Challenge: Output the material beneath exactly, leaving nothing out.

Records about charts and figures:
- - -
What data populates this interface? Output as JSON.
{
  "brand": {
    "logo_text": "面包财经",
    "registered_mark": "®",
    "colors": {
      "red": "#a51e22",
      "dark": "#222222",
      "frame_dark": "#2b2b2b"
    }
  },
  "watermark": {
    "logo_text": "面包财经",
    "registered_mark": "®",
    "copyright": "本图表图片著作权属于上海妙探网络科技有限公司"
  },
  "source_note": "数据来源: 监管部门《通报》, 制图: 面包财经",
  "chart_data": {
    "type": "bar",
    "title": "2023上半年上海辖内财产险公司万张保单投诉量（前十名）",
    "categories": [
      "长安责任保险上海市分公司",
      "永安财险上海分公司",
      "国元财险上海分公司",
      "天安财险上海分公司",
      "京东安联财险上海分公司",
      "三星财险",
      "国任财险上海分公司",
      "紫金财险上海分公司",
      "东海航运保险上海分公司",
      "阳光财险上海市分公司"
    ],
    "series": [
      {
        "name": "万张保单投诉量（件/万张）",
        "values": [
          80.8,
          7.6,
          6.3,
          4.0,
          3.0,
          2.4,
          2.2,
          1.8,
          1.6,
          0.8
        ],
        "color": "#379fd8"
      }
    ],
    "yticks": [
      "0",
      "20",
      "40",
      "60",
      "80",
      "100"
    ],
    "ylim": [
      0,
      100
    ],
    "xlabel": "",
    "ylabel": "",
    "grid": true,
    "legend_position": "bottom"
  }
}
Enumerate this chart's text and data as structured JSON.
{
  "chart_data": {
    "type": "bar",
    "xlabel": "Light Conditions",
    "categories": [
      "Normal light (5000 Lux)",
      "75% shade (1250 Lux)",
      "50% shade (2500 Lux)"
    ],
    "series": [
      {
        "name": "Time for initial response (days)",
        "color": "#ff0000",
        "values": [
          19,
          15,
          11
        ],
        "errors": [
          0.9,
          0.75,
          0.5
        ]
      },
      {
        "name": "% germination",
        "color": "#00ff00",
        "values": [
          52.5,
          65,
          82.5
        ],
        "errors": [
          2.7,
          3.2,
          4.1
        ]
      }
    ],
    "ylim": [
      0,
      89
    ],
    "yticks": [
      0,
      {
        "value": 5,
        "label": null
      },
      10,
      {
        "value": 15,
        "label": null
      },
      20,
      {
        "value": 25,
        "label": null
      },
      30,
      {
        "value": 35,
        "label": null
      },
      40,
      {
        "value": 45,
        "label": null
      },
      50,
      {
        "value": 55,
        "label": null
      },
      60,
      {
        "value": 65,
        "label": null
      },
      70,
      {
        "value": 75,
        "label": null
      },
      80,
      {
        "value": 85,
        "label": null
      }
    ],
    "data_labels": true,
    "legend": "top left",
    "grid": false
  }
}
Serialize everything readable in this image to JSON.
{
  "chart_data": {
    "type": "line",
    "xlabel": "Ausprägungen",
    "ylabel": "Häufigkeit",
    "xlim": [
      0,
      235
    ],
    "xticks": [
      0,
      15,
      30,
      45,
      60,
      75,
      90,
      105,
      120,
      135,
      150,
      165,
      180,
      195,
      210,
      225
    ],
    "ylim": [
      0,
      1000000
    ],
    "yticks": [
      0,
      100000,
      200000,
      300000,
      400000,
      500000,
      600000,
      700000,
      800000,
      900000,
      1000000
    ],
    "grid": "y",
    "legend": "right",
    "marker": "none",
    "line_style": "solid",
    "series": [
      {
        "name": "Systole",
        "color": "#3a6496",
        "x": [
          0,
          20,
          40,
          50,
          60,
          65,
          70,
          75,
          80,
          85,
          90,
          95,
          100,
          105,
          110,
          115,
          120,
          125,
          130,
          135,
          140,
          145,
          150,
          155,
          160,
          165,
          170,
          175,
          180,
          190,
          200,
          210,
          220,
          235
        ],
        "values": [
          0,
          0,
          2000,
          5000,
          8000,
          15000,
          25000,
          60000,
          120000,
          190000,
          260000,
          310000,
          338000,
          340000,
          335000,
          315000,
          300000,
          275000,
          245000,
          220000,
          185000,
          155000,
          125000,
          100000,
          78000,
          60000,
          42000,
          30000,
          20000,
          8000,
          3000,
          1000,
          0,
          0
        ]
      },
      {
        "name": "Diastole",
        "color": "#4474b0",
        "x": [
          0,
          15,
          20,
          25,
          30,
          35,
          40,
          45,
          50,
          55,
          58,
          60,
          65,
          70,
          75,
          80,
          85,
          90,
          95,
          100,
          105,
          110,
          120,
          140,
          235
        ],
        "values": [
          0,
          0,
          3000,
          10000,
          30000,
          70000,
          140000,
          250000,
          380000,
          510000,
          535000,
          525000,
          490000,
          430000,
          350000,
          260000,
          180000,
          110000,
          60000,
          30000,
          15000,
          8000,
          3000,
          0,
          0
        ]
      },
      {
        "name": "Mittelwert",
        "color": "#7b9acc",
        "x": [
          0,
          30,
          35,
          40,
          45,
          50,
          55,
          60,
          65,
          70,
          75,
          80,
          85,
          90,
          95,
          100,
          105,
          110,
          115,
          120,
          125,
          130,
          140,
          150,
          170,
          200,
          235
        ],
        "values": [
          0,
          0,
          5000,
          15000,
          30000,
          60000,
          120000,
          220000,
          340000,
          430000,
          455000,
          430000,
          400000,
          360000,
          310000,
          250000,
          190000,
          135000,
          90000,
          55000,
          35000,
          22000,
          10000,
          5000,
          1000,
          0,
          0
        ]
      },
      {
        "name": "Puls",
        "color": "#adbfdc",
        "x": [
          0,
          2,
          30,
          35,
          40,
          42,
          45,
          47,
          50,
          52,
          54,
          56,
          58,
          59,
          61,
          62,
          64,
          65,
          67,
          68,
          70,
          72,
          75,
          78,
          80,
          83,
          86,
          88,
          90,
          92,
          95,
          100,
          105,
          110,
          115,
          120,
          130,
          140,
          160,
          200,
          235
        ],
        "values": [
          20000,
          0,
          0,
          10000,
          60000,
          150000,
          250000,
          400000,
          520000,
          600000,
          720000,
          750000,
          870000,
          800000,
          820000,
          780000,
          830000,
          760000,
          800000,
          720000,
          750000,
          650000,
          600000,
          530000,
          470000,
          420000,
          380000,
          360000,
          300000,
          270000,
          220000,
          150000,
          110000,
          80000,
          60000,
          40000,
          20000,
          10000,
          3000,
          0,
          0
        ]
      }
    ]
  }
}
- - -
Written response:
What data populates this interface? Output as JSON.
{
  "brand": {
    "logo_text": "面包财经",
    "registered_mark": "®",
    "colors": {
      "red": "#a51e22",
      "dark": "#222222",
      "frame_dark": "#2b2b2b"
    }
  },
  "watermark": {
    "logo_text": "面包财经",
    "registered_mark": "®",
    "copyright": "本图表图片著作权属于上海妙探网络科技有限公司"
  },
  "source_note": "数据来源: 监管部门《通报》, 制图: 面包财经",
  "chart_data": {
    "type": "bar",
    "title": "2023上半年上海辖内财产险公司万张保单投诉量（前十名）",
    "categories": [
      "长安责任保险上海市分公司",
      "永安财险上海分公司",
      "国元财险上海分公司",
      "天安财险上海分公司",
      "京东安联财险上海分公司",
      "三星财险",
      "国任财险上海分公司",
      "紫金财险上海分公司",
      "东海航运保险上海分公司",
      "阳光财险上海市分公司"
    ],
    "series": [
      {
        "name": "万张保单投诉量（件/万张）",
        "values": [
          80.8,
          7.6,
          6.3,
          4.0,
          3.0,
          2.4,
          2.2,
          1.8,
          1.6,
          0.8
        ],
        "color": "#379fd8"
      }
    ],
    "yticks": [
      "0",
      "20",
      "40",
      "60",
      "80",
      "100"
    ],
    "ylim": [
      0,
      100
    ],
    "xlabel": "",
    "ylabel": "",
    "grid": true,
    "legend_position": "bottom"
  }
}
Enumerate this chart's text and data as structured JSON.
{
  "chart_data": {
    "type": "bar",
    "xlabel": "Light Conditions",
    "categories": [
      "Normal light (5000 Lux)",
      "75% shade (1250 Lux)",
      "50% shade (2500 Lux)"
    ],
    "series": [
      {
        "name": "Time for initial response (days)",
        "color": "#ff0000",
        "values": [
          19,
          15,
          11
        ],
        "errors": [
          0.9,
          0.75,
          0.5
        ]
      },
      {
        "name": "% germination",
        "color": "#00ff00",
        "values": [
          52.5,
          65,
          82.5
        ],
        "errors": [
          2.7,
          3.2,
          4.1
        ]
      }
    ],
    "ylim": [
      0,
      89
    ],
    "yticks": [
      0,
      {
        "value": 5,
        "label": null
      },
      10,
      {
        "value": 15,
        "label": null
      },
      20,
      {
        "value": 25,
        "label": null
      },
      30,
      {
        "value": 35,
        "label": null
      },
      40,
      {
        "value": 45,
        "label": null
      },
      50,
      {
        "value": 55,
        "label": null
      },
      60,
      {
        "value": 65,
        "label": null
      },
      70,
      {
        "value": 75,
        "label": null
      },
      80,
      {
        "value": 85,
        "label": null
      }
    ],
    "data_labels": true,
    "legend": "top left",
    "grid": false
  }
}
Serialize everything readable in this image to JSON.
{
  "chart_data": {
    "type": "line",
    "xlabel": "Ausprägungen",
    "ylabel": "Häufigkeit",
    "xlim": [
      0,
      235
    ],
    "xticks": [
      0,
      15,
      30,
      45,
      60,
      75,
      90,
      105,
      120,
      135,
      150,
      165,
      180,
      195,
      210,
      225
    ],
    "ylim": [
      0,
      1000000
    ],
    "yticks": [
      0,
      100000,
      200000,
      300000,
      400000,
      500000,
      600000,
      700000,
      800000,
      900000,
      1000000
    ],
    "grid": "y",
    "legend": "right",
    "marker": "none",
    "line_style": "solid",
    "series": [
      {
        "name": "Systole",
        "color": "#3a6496",
        "x": [
          0,
          20,
          40,
          50,
          60,
          65,
          70,
          75,
          80,
          85,
          90,
          95,
          100,
          105,
          110,
          115,
          120,
          125,
          130,
          135,
          140,
          145,
          150,
          155,
          160,
          165,
          170,
          175,
          180,
          190,
          200,
          210,
          220,
          235
        ],
        "values": [
          0,
          0,
          2000,
          5000,
          8000,
          15000,
          25000,
          60000,
          120000,
          190000,
          260000,
          310000,
          338000,
          340000,
          335000,
          315000,
          300000,
          275000,
          245000,
          220000,
          185000,
          155000,
          125000,
          100000,
          78000,
          60000,
          42000,
          30000,
          20000,
          8000,
          3000,
          1000,
          0,
          0
        ]
      },
      {
        "name": "Diastole",
        "color": "#4474b0",
        "x": [
          0,
          15,
          20,
          25,
          30,
          35,
          40,
          45,
          50,
          55,
          58,
          60,
          65,
          70,
          75,
          80,
          85,
          90,
          95,
          100,
          105,
          110,
          120,
          140,
          235
        ],
        "values": [
          0,
          0,
          3000,
          10000,
          30000,
          70000,
          140000,
          250000,
          380000,
          510000,
          535000,
          525000,
          490000,
          430000,
          350000,
          260000,
          180000,
          110000,
          60000,
          30000,
          15000,
          8000,
          3000,
          0,
          0
        ]
      },
      {
        "name": "Mittelwert",
        "color": "#7b9acc",
        "x": [
          0,
          30,
          35,
          40,
          45,
          50,
          55,
          60,
          65,
          70,
          75,
          80,
          85,
          90,
          95,
          100,
          105,
          110,
          115,
          120,
          125,
          130,
          140,
          150,
          170,
          200,
          235
        ],
        "values": [
          0,
          0,
          5000,
          15000,
          30000,
          60000,
          120000,
          220000,
          340000,
          430000,
          455000,
          430000,
          400000,
          360000,
          310000,
          250000,
          190000,
          135000,
          90000,
          55000,
          35000,
          22000,
          10000,
          5000,
          1000,
          0,
          0
        ]
      },
      {
        "name": "Puls",
        "color": "#adbfdc",
        "x": [
          0,
          2,
          30,
          35,
          40,
          42,
          45,
          47,
          50,
          52,
          54,
          56,
          58,
          59,
          61,
          62,
          64,
          65,
          67,
          68,
          70,
          72,
          75,
          78,
          80,
          83,
          86,
          88,
          90,
          92,
          95,
          100,
          105,
          110,
          115,
          120,
          130,
          140,
          160,
          200,
          235
        ],
        "values": [
          20000,
          0,
          0,
          10000,
          60000,
          150000,
          250000,
          400000,
          520000,
          600000,
          720000,
          750000,
          870000,
          800000,
          820000,
          780000,
          830000,
          760000,
          800000,
          720000,
          750000,
          650000,
          600000,
          530000,
          470000,
          420000,
          380000,
          360000,
          300000,
          270000,
          220000,
          150000,
          110000,
          80000,
          60000,
          40000,
          20000,
          10000,
          3000,
          0,
          0
        ]
      }
    ]
  }
}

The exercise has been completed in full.